→ YOUR INSTRUCTIONS: Pictures do not belong in your copy. Repeat all the other data exactly.

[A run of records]
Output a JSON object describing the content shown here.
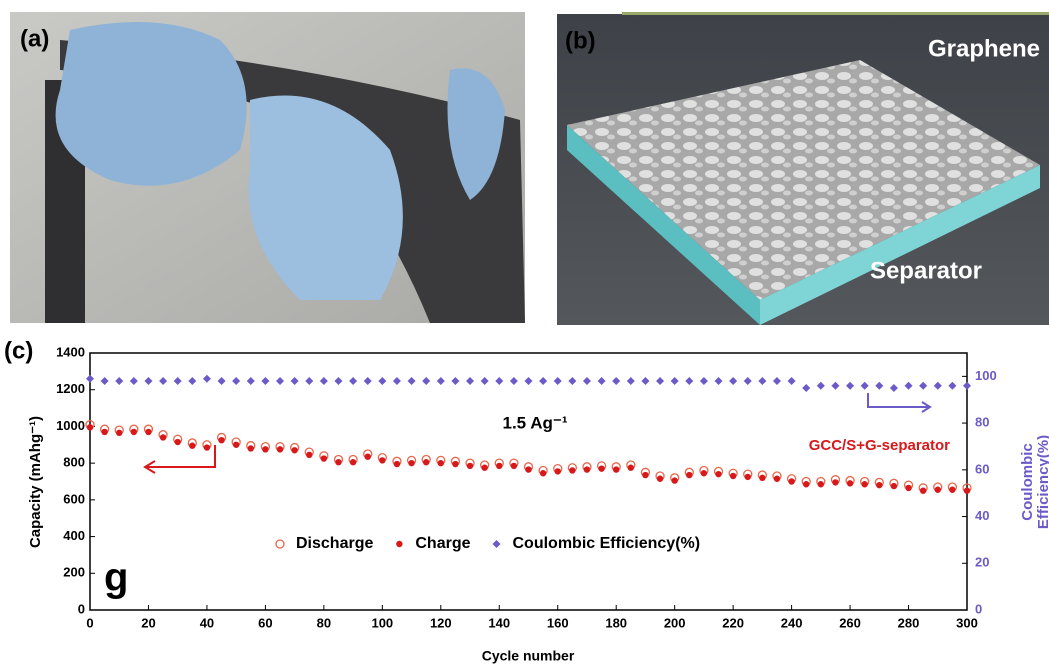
{
  "panels": {
    "a": {
      "label": "(a)"
    },
    "b": {
      "label": "(b)",
      "top_text": "Graphene",
      "bottom_text": "Separator"
    }
  },
  "chart_data": {
    "type": "scatter",
    "panel_label": "(c)",
    "corner_label": "g",
    "xlabel": "Cycle number",
    "ylabel": "Capacity (mAhg⁻¹)",
    "y2label": [
      "Coulombic",
      "Efficiency(%)"
    ],
    "annotations": [
      "1.5 Ag⁻¹",
      "GCC/S+G-separator"
    ],
    "x": [
      0,
      5,
      10,
      15,
      20,
      25,
      30,
      35,
      40,
      45,
      50,
      55,
      60,
      65,
      70,
      75,
      80,
      85,
      90,
      95,
      100,
      105,
      110,
      115,
      120,
      125,
      130,
      135,
      140,
      145,
      150,
      155,
      160,
      165,
      170,
      175,
      180,
      185,
      190,
      195,
      200,
      205,
      210,
      215,
      220,
      225,
      230,
      235,
      240,
      245,
      250,
      255,
      260,
      265,
      270,
      275,
      280,
      285,
      290,
      295,
      300
    ],
    "series": [
      {
        "name": "Discharge",
        "color": "#e8664a",
        "marker": "open-circle",
        "values": [
          1010,
          985,
          980,
          985,
          985,
          955,
          930,
          910,
          900,
          940,
          915,
          895,
          890,
          890,
          885,
          860,
          840,
          820,
          820,
          850,
          830,
          810,
          815,
          820,
          815,
          810,
          800,
          790,
          800,
          800,
          780,
          760,
          770,
          775,
          780,
          785,
          780,
          790,
          750,
          730,
          720,
          750,
          760,
          755,
          745,
          740,
          735,
          730,
          715,
          700,
          700,
          710,
          705,
          700,
          695,
          690,
          680,
          665,
          670,
          670,
          665
        ]
      },
      {
        "name": "Charge",
        "color": "#d7191c",
        "marker": "circle",
        "values": [
          995,
          970,
          965,
          970,
          970,
          940,
          915,
          895,
          885,
          925,
          900,
          880,
          875,
          875,
          870,
          845,
          825,
          805,
          805,
          835,
          815,
          795,
          800,
          805,
          800,
          795,
          785,
          775,
          785,
          785,
          765,
          745,
          755,
          760,
          765,
          770,
          765,
          775,
          735,
          715,
          705,
          735,
          745,
          740,
          730,
          725,
          720,
          715,
          700,
          685,
          685,
          695,
          690,
          685,
          680,
          675,
          665,
          650,
          655,
          655,
          650
        ]
      },
      {
        "name": "Coulombic Efficiency(%)",
        "color": "#6b5bc8",
        "marker": "diamond",
        "axis": "y2",
        "values": [
          99,
          98,
          98,
          98,
          98,
          98,
          98,
          98,
          99,
          98,
          98,
          98,
          98,
          98,
          98,
          98,
          98,
          98,
          98,
          98,
          98,
          98,
          98,
          98,
          98,
          98,
          98,
          98,
          98,
          98,
          98,
          98,
          98,
          98,
          98,
          98,
          98,
          98,
          98,
          98,
          98,
          98,
          98,
          98,
          98,
          98,
          98,
          98,
          98,
          95,
          96,
          96,
          96,
          96,
          96,
          95,
          96,
          96,
          96,
          96,
          96
        ]
      }
    ],
    "xlim": [
      0,
      300
    ],
    "xticks": [
      0,
      20,
      40,
      60,
      80,
      100,
      120,
      140,
      160,
      180,
      200,
      220,
      240,
      260,
      280,
      300
    ],
    "ylim": [
      0,
      1400
    ],
    "yticks": [
      0,
      200,
      400,
      600,
      800,
      1000,
      1200,
      1400
    ],
    "y2lim": [
      0,
      110
    ],
    "y2ticks": [
      0,
      20,
      40,
      60,
      80,
      100
    ],
    "legend": "lower center",
    "grid": false
  }
}
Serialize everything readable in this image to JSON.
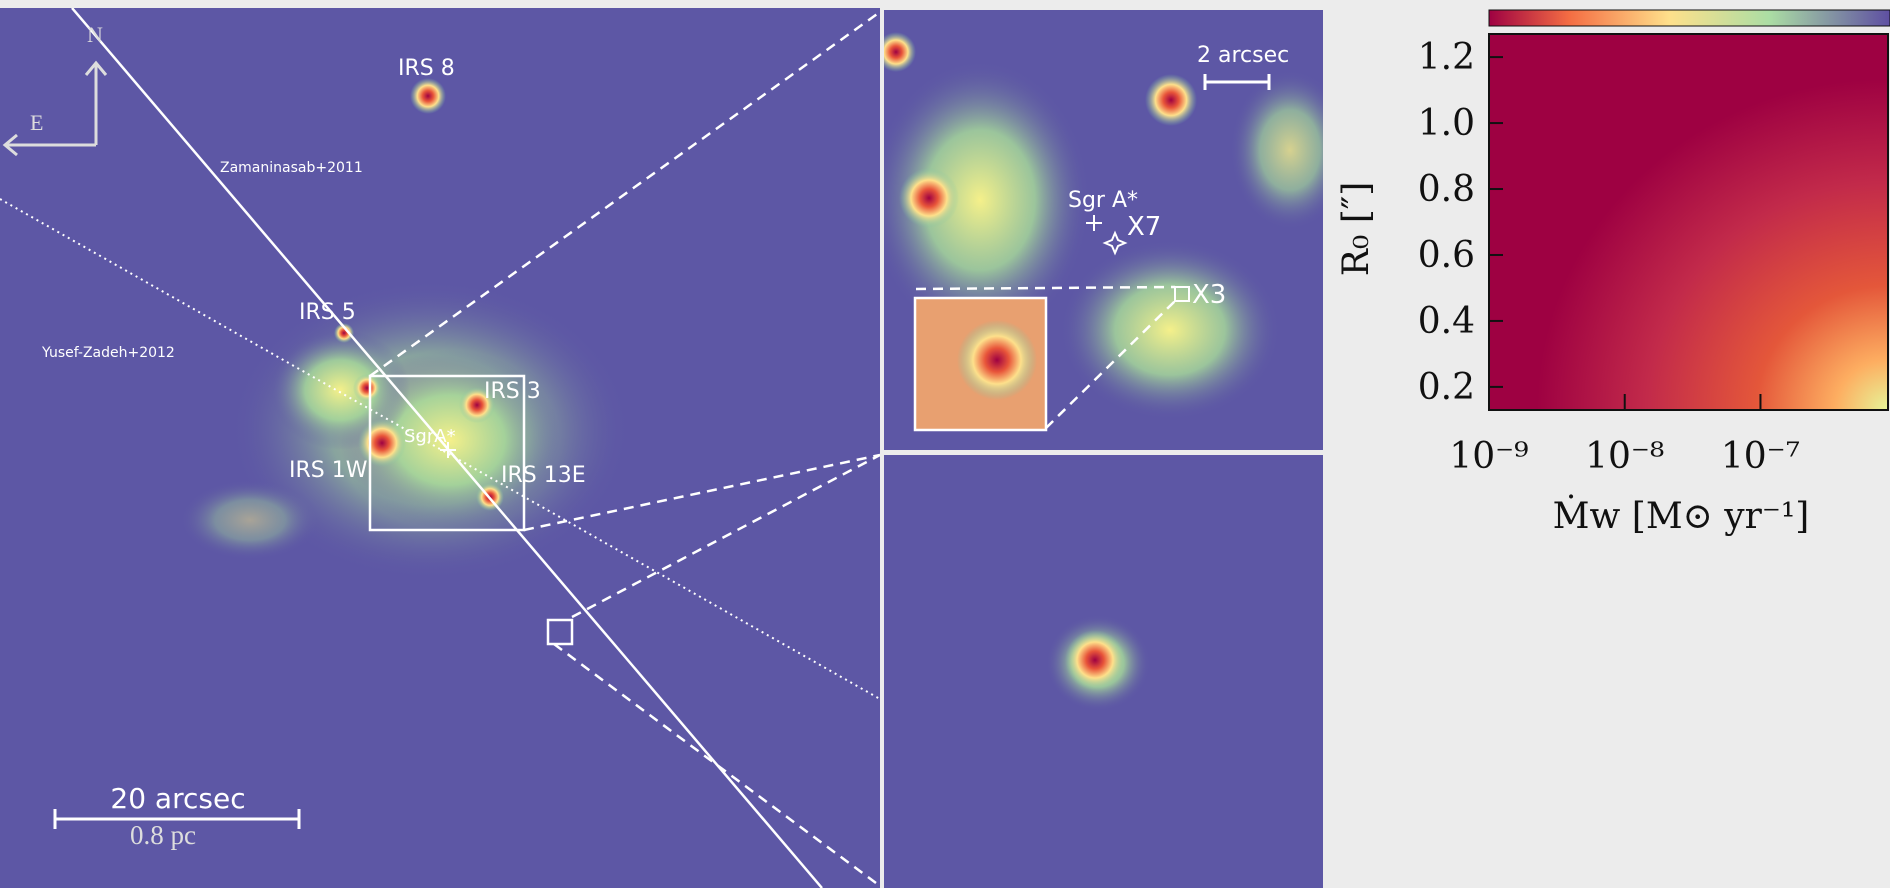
{
  "left_panel": {
    "labels": {
      "irs8": "IRS 8",
      "zamaninasab": "Zamaninasab+2011",
      "yusef": "Yusef-Zadeh+2012",
      "irs5": "IRS 5",
      "irs3": "IRS 3",
      "sgra": "SgrA*",
      "irs1w": "IRS 1W",
      "irs13e": "IRS 13E",
      "north": "N",
      "east": "E",
      "scale_arcsec": "20 arcsec",
      "scale_pc": "0.8 pc"
    }
  },
  "top_inset": {
    "labels": {
      "scale": "2 arcsec",
      "sgra": "Sgr A*",
      "x7": "X7",
      "x3": "X3"
    }
  },
  "chart_data": {
    "type": "heatmap",
    "xlabel": "Ṁw  [M⊙ yr⁻¹]",
    "ylabel": "R₀ [″]",
    "xscale": "log",
    "xlim": [
      1e-09,
      8.7e-07
    ],
    "ylim": [
      0.13,
      1.27
    ],
    "xticks": [
      {
        "value": 1e-09,
        "label": "10⁻⁹"
      },
      {
        "value": 1e-08,
        "label": "10⁻⁸"
      },
      {
        "value": 1e-07,
        "label": "10⁻⁷"
      }
    ],
    "yticks": [
      {
        "value": 0.2,
        "label": "0.2"
      },
      {
        "value": 0.4,
        "label": "0.4"
      },
      {
        "value": 0.6,
        "label": "0.6"
      },
      {
        "value": 0.8,
        "label": "0.8"
      },
      {
        "value": 1.0,
        "label": "1.0"
      },
      {
        "value": 1.2,
        "label": "1.2"
      }
    ]
  }
}
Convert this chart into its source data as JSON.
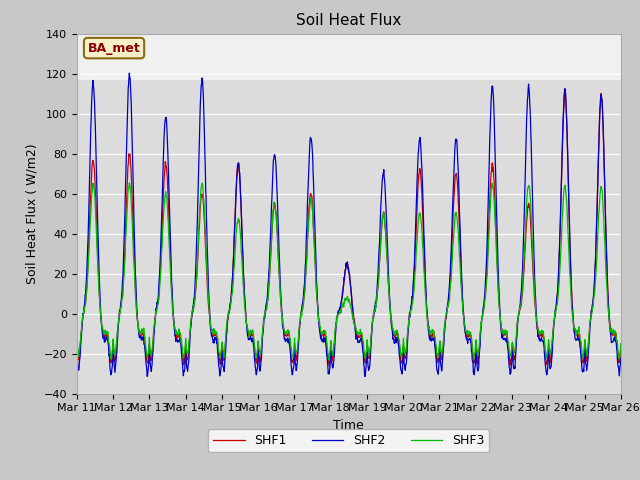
{
  "title": "Soil Heat Flux",
  "ylabel": "Soil Heat Flux ( W/m2)",
  "xlabel": "Time",
  "annotation": "BA_met",
  "legend_labels": [
    "SHF1",
    "SHF2",
    "SHF3"
  ],
  "line_colors": [
    "#cc0000",
    "#0000cc",
    "#00bb00"
  ],
  "ylim": [
    -40,
    140
  ],
  "yticks": [
    -40,
    -20,
    0,
    20,
    40,
    60,
    80,
    100,
    120,
    140
  ],
  "background_color": "#dcdcdc",
  "n_days": 15,
  "start_day": 11,
  "points_per_day": 96,
  "day_peaks_shf1": [
    77,
    80,
    75,
    60,
    75,
    55,
    60,
    25,
    50,
    72,
    70,
    75,
    55,
    110,
    109
  ],
  "day_peaks_shf2": [
    115,
    120,
    98,
    117,
    75,
    80,
    89,
    25,
    71,
    88,
    87,
    114,
    113,
    112,
    109
  ],
  "day_peaks_shf3": [
    65,
    65,
    60,
    65,
    48,
    55,
    57,
    8,
    50,
    50,
    50,
    65,
    65,
    64,
    63
  ],
  "shf1_night_min": -23,
  "shf2_night_min": -28,
  "shf3_night_min": -20,
  "tick_fontsize": 8,
  "label_fontsize": 9,
  "title_fontsize": 11,
  "figsize": [
    6.4,
    4.8
  ],
  "dpi": 100
}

→ RESPONSE:
Output a JSON object describing the content shown here.
{
  "panels": {
    "a": {
      "label": "(a)"
    },
    "b": {
      "label": "(b)",
      "top_text": "Graphene",
      "bottom_text": "Separator"
    }
  },
  "chart_data": {
    "type": "scatter",
    "panel_label": "(c)",
    "corner_label": "g",
    "xlabel": "Cycle number",
    "ylabel": "Capacity (mAhg⁻¹)",
    "y2label": [
      "Coulombic",
      "Efficiency(%)"
    ],
    "annotations": [
      "1.5 Ag⁻¹",
      "GCC/S+G-separator"
    ],
    "x": [
      0,
      5,
      10,
      15,
      20,
      25,
      30,
      35,
      40,
      45,
      50,
      55,
      60,
      65,
      70,
      75,
      80,
      85,
      90,
      95,
      100,
      105,
      110,
      115,
      120,
      125,
      130,
      135,
      140,
      145,
      150,
      155,
      160,
      165,
      170,
      175,
      180,
      185,
      190,
      195,
      200,
      205,
      210,
      215,
      220,
      225,
      230,
      235,
      240,
      245,
      250,
      255,
      260,
      265,
      270,
      275,
      280,
      285,
      290,
      295,
      300
    ],
    "series": [
      {
        "name": "Discharge",
        "color": "#e8664a",
        "marker": "open-circle",
        "values": [
          1010,
          985,
          980,
          985,
          985,
          955,
          930,
          910,
          900,
          940,
          915,
          895,
          890,
          890,
          885,
          860,
          840,
          820,
          820,
          850,
          830,
          810,
          815,
          820,
          815,
          810,
          800,
          790,
          800,
          800,
          780,
          760,
          770,
          775,
          780,
          785,
          780,
          790,
          750,
          730,
          720,
          750,
          760,
          755,
          745,
          740,
          735,
          730,
          715,
          700,
          700,
          710,
          705,
          700,
          695,
          690,
          680,
          665,
          670,
          670,
          665
        ]
      },
      {
        "name": "Charge",
        "color": "#d7191c",
        "marker": "circle",
        "values": [
          995,
          970,
          965,
          970,
          970,
          940,
          915,
          895,
          885,
          925,
          900,
          880,
          875,
          875,
          870,
          845,
          825,
          805,
          805,
          835,
          815,
          795,
          800,
          805,
          800,
          795,
          785,
          775,
          785,
          785,
          765,
          745,
          755,
          760,
          765,
          770,
          765,
          775,
          735,
          715,
          705,
          735,
          745,
          740,
          730,
          725,
          720,
          715,
          700,
          685,
          685,
          695,
          690,
          685,
          680,
          675,
          665,
          650,
          655,
          655,
          650
        ]
      },
      {
        "name": "Coulombic Efficiency(%)",
        "color": "#6b5bc8",
        "marker": "diamond",
        "axis": "y2",
        "values": [
          99,
          98,
          98,
          98,
          98,
          98,
          98,
          98,
          99,
          98,
          98,
          98,
          98,
          98,
          98,
          98,
          98,
          98,
          98,
          98,
          98,
          98,
          98,
          98,
          98,
          98,
          98,
          98,
          98,
          98,
          98,
          98,
          98,
          98,
          98,
          98,
          98,
          98,
          98,
          98,
          98,
          98,
          98,
          98,
          98,
          98,
          98,
          98,
          98,
          95,
          96,
          96,
          96,
          96,
          96,
          95,
          96,
          96,
          96,
          96,
          96
        ]
      }
    ],
    "xlim": [
      0,
      300
    ],
    "xticks": [
      0,
      20,
      40,
      60,
      80,
      100,
      120,
      140,
      160,
      180,
      200,
      220,
      240,
      260,
      280,
      300
    ],
    "ylim": [
      0,
      1400
    ],
    "yticks": [
      0,
      200,
      400,
      600,
      800,
      1000,
      1200,
      1400
    ],
    "y2lim": [
      0,
      110
    ],
    "y2ticks": [
      0,
      20,
      40,
      60,
      80,
      100
    ],
    "legend": "lower center",
    "grid": false
  }
}
Serialize everything readable in this image to JSON.
{
  "left_panel": {
    "labels": {
      "irs8": "IRS 8",
      "zamaninasab": "Zamaninasab+2011",
      "yusef": "Yusef-Zadeh+2012",
      "irs5": "IRS 5",
      "irs3": "IRS 3",
      "sgra": "SgrA*",
      "irs1w": "IRS 1W",
      "irs13e": "IRS 13E",
      "north": "N",
      "east": "E",
      "scale_arcsec": "20 arcsec",
      "scale_pc": "0.8 pc"
    }
  },
  "top_inset": {
    "labels": {
      "scale": "2 arcsec",
      "sgra": "Sgr A*",
      "x7": "X7",
      "x3": "X3"
    }
  },
  "chart_data": {
    "type": "heatmap",
    "xlabel": "Ṁw  [M⊙ yr⁻¹]",
    "ylabel": "R₀ [″]",
    "xscale": "log",
    "xlim": [
      1e-09,
      8.7e-07
    ],
    "ylim": [
      0.13,
      1.27
    ],
    "xticks": [
      {
        "value": 1e-09,
        "label": "10⁻⁹"
      },
      {
        "value": 1e-08,
        "label": "10⁻⁸"
      },
      {
        "value": 1e-07,
        "label": "10⁻⁷"
      }
    ],
    "yticks": [
      {
        "value": 0.2,
        "label": "0.2"
      },
      {
        "value": 0.4,
        "label": "0.4"
      },
      {
        "value": 0.6,
        "label": "0.6"
      },
      {
        "value": 0.8,
        "label": "0.8"
      },
      {
        "value": 1.0,
        "label": "1.0"
      },
      {
        "value": 1.2,
        "label": "1.2"
      }
    ]
  }
}
Convert this chart into its source data as JSON.
{
  "title": "Soil Heat Flux",
  "ylabel": "Soil Heat Flux ( W/m2)",
  "xlabel": "Time",
  "annotation": "BA_met",
  "legend_labels": [
    "SHF1",
    "SHF2",
    "SHF3"
  ],
  "line_colors": [
    "#cc0000",
    "#0000cc",
    "#00bb00"
  ],
  "ylim": [
    -40,
    140
  ],
  "yticks": [
    -40,
    -20,
    0,
    20,
    40,
    60,
    80,
    100,
    120,
    140
  ],
  "background_color": "#dcdcdc",
  "n_days": 15,
  "start_day": 11,
  "points_per_day": 96,
  "day_peaks_shf1": [
    77,
    80,
    75,
    60,
    75,
    55,
    60,
    25,
    50,
    72,
    70,
    75,
    55,
    110,
    109
  ],
  "day_peaks_shf2": [
    115,
    120,
    98,
    117,
    75,
    80,
    89,
    25,
    71,
    88,
    87,
    114,
    113,
    112,
    109
  ],
  "day_peaks_shf3": [
    65,
    65,
    60,
    65,
    48,
    55,
    57,
    8,
    50,
    50,
    50,
    65,
    65,
    64,
    63
  ],
  "shf1_night_min": -23,
  "shf2_night_min": -28,
  "shf3_night_min": -20,
  "tick_fontsize": 8,
  "label_fontsize": 9,
  "title_fontsize": 11,
  "figsize": [
    6.4,
    4.8
  ],
  "dpi": 100
}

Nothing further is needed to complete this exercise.